**SET TASK:**
Without the pictures, give the entries below again exactly as written.

**TASK INPUTS:**
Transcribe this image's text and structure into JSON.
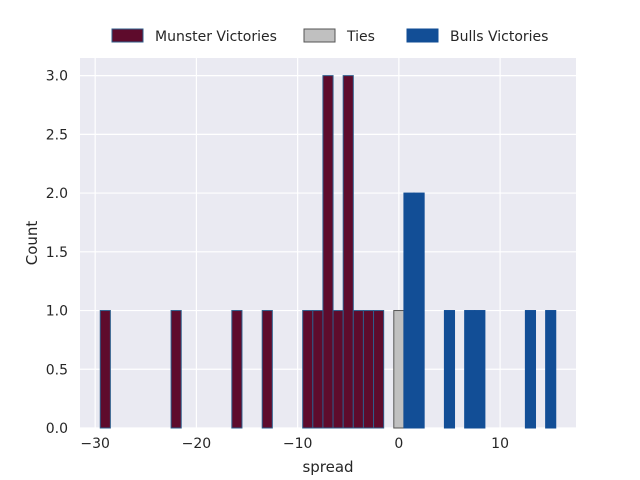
{
  "chart_data": {
    "type": "bar",
    "title": "",
    "xlabel": "spread",
    "ylabel": "Count",
    "xlim": [
      -31.5,
      17.5
    ],
    "ylim": [
      0,
      3.15
    ],
    "grid": true,
    "legend_position": "top-center",
    "x_ticks": [
      -30,
      -20,
      -10,
      0,
      10
    ],
    "x_tick_labels": [
      "−30",
      "−20",
      "−10",
      "0",
      "10"
    ],
    "y_ticks": [
      0,
      0.5,
      1,
      1.5,
      2,
      2.5,
      3
    ],
    "y_tick_labels": [
      "0.0",
      "0.5",
      "1.0",
      "1.5",
      "2.0",
      "2.5",
      "3.0"
    ],
    "series": [
      {
        "name": "Munster Victories",
        "color": "#5e0b2c",
        "edge_color": "#2f5d8a",
        "values": [
          {
            "x": -29,
            "y": 1
          },
          {
            "x": -22,
            "y": 1
          },
          {
            "x": -16,
            "y": 1
          },
          {
            "x": -13,
            "y": 1
          },
          {
            "x": -9,
            "y": 1
          },
          {
            "x": -8,
            "y": 1
          },
          {
            "x": -7,
            "y": 3
          },
          {
            "x": -6,
            "y": 1
          },
          {
            "x": -5,
            "y": 3
          },
          {
            "x": -4,
            "y": 1
          },
          {
            "x": -3,
            "y": 1
          },
          {
            "x": -2,
            "y": 1
          }
        ]
      },
      {
        "name": "Ties",
        "color": "#c0c0c0",
        "edge_color": "#555555",
        "values": [
          {
            "x": 0,
            "y": 1
          }
        ]
      },
      {
        "name": "Bulls Victories",
        "color": "#124e96",
        "edge_color": "#124e96",
        "values": [
          {
            "x": 1,
            "y": 2
          },
          {
            "x": 2,
            "y": 2
          },
          {
            "x": 5,
            "y": 1
          },
          {
            "x": 7,
            "y": 1
          },
          {
            "x": 8,
            "y": 1
          },
          {
            "x": 13,
            "y": 1
          },
          {
            "x": 15,
            "y": 1
          }
        ]
      }
    ]
  }
}
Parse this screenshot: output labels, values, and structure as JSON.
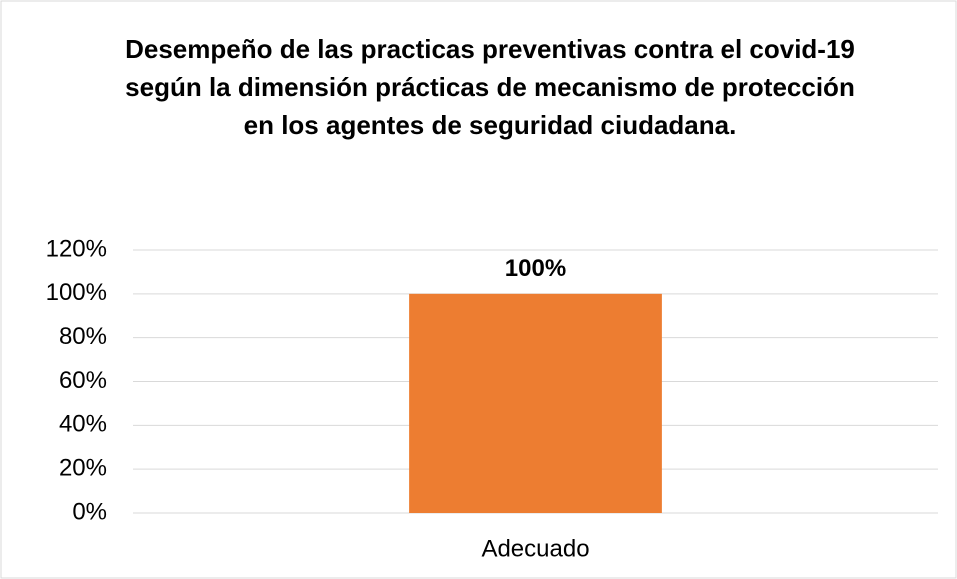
{
  "chart_data": {
    "type": "bar",
    "title": "Desempeño de las practicas preventivas contra el covid-19 según la dimensión prácticas de mecanismo de protección en los agentes de seguridad ciudadana.",
    "categories": [
      "Adecuado"
    ],
    "values": [
      100
    ],
    "value_labels": [
      "100%"
    ],
    "color": "#ed7d31",
    "ylim": [
      0,
      120
    ],
    "yticks": [
      {
        "value": 0,
        "label": "0%"
      },
      {
        "value": 20,
        "label": "20%"
      },
      {
        "value": 40,
        "label": "40%"
      },
      {
        "value": 60,
        "label": "60%"
      },
      {
        "value": 80,
        "label": "80%"
      },
      {
        "value": 100,
        "label": "100%"
      },
      {
        "value": 120,
        "label": "120%"
      }
    ],
    "grid": true
  }
}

**WORKED SOLUTION:**
Transcribe this image's text and structure into JSON.
{
  "chart_data": {
    "type": "bar",
    "title": "",
    "xlabel": "spread",
    "ylabel": "Count",
    "xlim": [
      -31.5,
      17.5
    ],
    "ylim": [
      0,
      3.15
    ],
    "grid": true,
    "legend_position": "top-center",
    "x_ticks": [
      -30,
      -20,
      -10,
      0,
      10
    ],
    "x_tick_labels": [
      "−30",
      "−20",
      "−10",
      "0",
      "10"
    ],
    "y_ticks": [
      0,
      0.5,
      1,
      1.5,
      2,
      2.5,
      3
    ],
    "y_tick_labels": [
      "0.0",
      "0.5",
      "1.0",
      "1.5",
      "2.0",
      "2.5",
      "3.0"
    ],
    "series": [
      {
        "name": "Munster Victories",
        "color": "#5e0b2c",
        "edge_color": "#2f5d8a",
        "values": [
          {
            "x": -29,
            "y": 1
          },
          {
            "x": -22,
            "y": 1
          },
          {
            "x": -16,
            "y": 1
          },
          {
            "x": -13,
            "y": 1
          },
          {
            "x": -9,
            "y": 1
          },
          {
            "x": -8,
            "y": 1
          },
          {
            "x": -7,
            "y": 3
          },
          {
            "x": -6,
            "y": 1
          },
          {
            "x": -5,
            "y": 3
          },
          {
            "x": -4,
            "y": 1
          },
          {
            "x": -3,
            "y": 1
          },
          {
            "x": -2,
            "y": 1
          }
        ]
      },
      {
        "name": "Ties",
        "color": "#c0c0c0",
        "edge_color": "#555555",
        "values": [
          {
            "x": 0,
            "y": 1
          }
        ]
      },
      {
        "name": "Bulls Victories",
        "color": "#124e96",
        "edge_color": "#124e96",
        "values": [
          {
            "x": 1,
            "y": 2
          },
          {
            "x": 2,
            "y": 2
          },
          {
            "x": 5,
            "y": 1
          },
          {
            "x": 7,
            "y": 1
          },
          {
            "x": 8,
            "y": 1
          },
          {
            "x": 13,
            "y": 1
          },
          {
            "x": 15,
            "y": 1
          }
        ]
      }
    ]
  }
}
Parse this screenshot: output labels, values, and structure as JSON.
{
  "chart_data": {
    "type": "bar",
    "title": "Desempeño de las practicas preventivas contra el covid-19 según la dimensión prácticas de mecanismo de protección en los agentes de seguridad ciudadana.",
    "categories": [
      "Adecuado"
    ],
    "values": [
      100
    ],
    "value_labels": [
      "100%"
    ],
    "color": "#ed7d31",
    "ylim": [
      0,
      120
    ],
    "yticks": [
      {
        "value": 0,
        "label": "0%"
      },
      {
        "value": 20,
        "label": "20%"
      },
      {
        "value": 40,
        "label": "40%"
      },
      {
        "value": 60,
        "label": "60%"
      },
      {
        "value": 80,
        "label": "80%"
      },
      {
        "value": 100,
        "label": "100%"
      },
      {
        "value": 120,
        "label": "120%"
      }
    ],
    "grid": true
  }
}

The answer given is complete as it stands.